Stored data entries
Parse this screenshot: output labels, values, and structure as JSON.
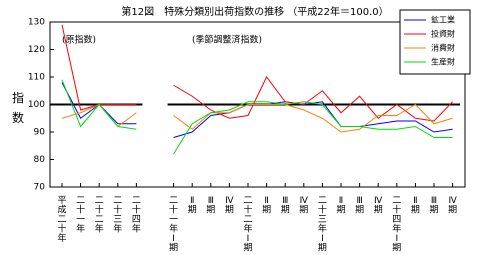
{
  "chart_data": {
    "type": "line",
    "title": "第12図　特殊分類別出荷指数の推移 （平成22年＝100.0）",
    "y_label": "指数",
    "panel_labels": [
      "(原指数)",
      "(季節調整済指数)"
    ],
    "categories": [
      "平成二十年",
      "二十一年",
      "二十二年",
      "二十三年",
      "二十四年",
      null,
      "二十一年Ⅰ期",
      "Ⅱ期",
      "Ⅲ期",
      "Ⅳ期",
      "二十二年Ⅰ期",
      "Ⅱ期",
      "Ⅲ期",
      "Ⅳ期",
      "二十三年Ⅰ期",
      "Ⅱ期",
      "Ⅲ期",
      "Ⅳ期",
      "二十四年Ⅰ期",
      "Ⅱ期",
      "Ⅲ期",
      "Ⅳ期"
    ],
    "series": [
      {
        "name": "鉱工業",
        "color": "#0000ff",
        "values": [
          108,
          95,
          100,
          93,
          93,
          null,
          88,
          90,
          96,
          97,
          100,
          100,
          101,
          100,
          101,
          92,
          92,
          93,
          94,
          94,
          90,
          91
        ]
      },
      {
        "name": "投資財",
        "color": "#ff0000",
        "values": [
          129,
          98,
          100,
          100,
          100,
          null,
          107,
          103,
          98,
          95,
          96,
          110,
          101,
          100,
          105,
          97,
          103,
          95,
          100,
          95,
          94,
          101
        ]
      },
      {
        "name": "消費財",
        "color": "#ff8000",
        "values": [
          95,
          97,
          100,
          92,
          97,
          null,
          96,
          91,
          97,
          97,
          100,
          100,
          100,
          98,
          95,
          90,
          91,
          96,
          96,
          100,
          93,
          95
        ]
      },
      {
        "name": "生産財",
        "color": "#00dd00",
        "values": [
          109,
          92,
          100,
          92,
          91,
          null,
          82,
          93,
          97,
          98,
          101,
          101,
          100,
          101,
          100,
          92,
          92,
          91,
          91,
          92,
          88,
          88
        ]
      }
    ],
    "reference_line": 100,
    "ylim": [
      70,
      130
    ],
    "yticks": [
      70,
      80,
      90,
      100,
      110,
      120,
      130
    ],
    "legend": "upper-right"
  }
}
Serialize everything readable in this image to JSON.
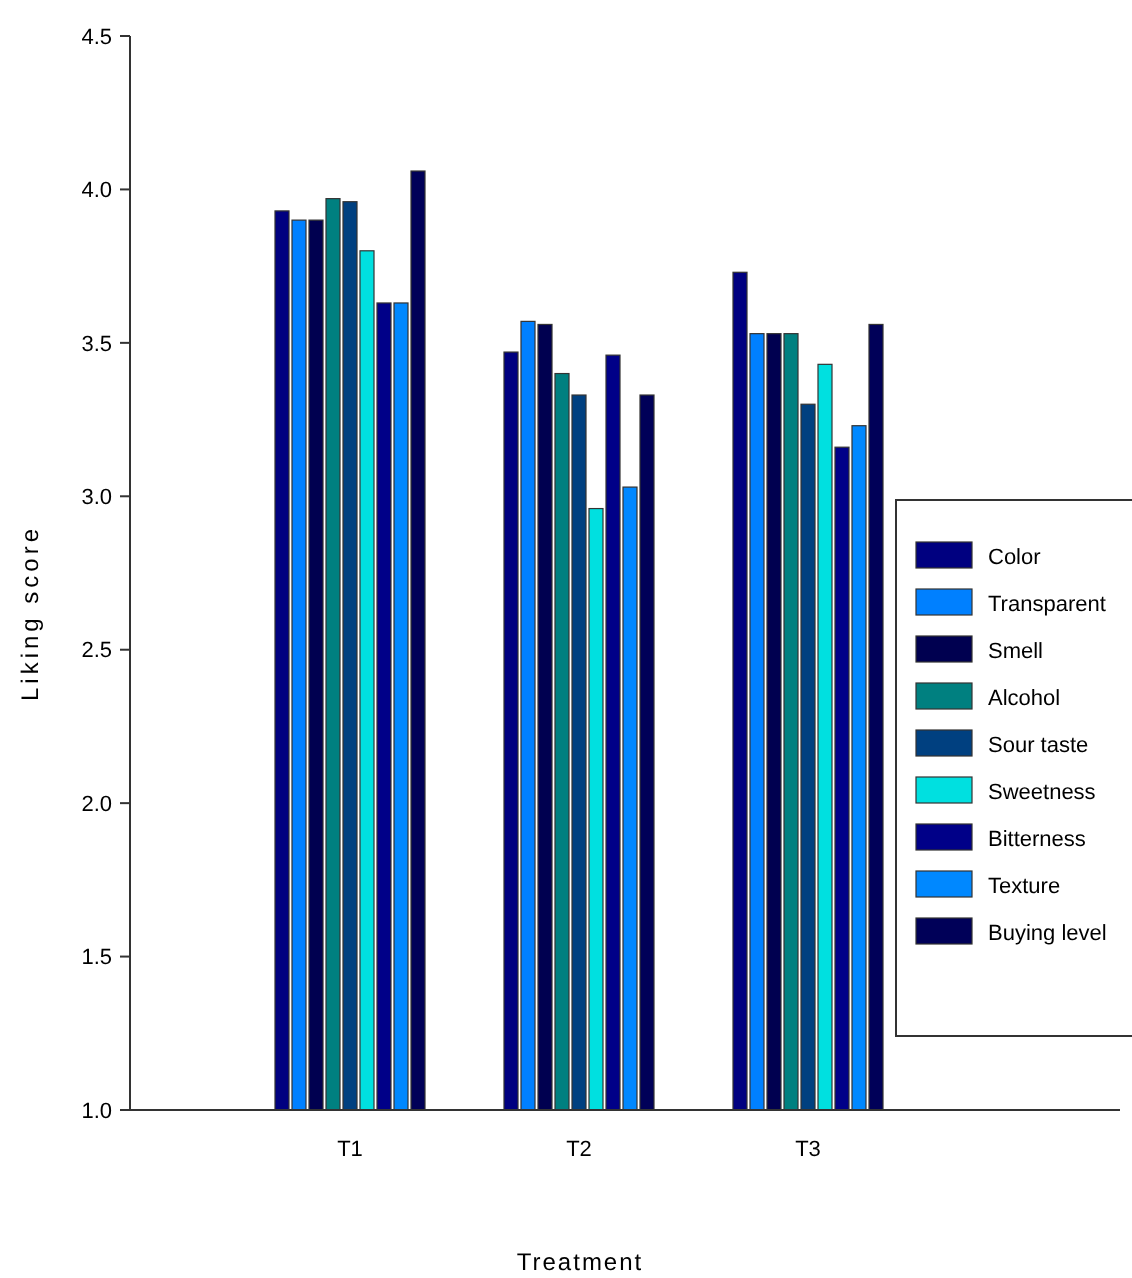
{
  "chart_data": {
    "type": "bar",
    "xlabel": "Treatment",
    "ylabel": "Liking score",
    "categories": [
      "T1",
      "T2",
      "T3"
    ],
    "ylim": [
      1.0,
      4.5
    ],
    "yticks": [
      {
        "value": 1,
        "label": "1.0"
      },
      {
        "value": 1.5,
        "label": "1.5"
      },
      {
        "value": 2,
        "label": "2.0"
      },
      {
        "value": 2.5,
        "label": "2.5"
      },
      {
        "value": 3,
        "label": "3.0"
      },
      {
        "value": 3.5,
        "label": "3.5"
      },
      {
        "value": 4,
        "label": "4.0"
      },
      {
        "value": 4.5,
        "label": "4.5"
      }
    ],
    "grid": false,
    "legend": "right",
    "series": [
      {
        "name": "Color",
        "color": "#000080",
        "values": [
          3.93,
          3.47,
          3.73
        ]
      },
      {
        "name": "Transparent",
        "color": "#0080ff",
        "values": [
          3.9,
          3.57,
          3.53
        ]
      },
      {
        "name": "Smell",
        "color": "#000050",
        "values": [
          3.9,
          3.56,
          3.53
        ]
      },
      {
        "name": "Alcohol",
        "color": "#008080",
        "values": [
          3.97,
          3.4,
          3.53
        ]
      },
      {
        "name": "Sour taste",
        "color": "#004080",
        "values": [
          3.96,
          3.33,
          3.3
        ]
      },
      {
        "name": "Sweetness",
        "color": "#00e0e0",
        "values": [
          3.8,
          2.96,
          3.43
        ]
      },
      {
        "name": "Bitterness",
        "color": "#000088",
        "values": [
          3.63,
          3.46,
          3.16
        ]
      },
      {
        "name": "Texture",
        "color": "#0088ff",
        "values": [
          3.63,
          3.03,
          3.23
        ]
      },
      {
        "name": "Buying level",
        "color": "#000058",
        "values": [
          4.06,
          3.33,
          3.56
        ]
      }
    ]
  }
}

- _YOUR INSTRUCTIONS_
Pull out every line of the entries that includes the word "this".

- _SOLUTION BELOW_
Parse this screenshot: output labels, values, and structure as JSON.
Serialize everything readable in this image to JSON.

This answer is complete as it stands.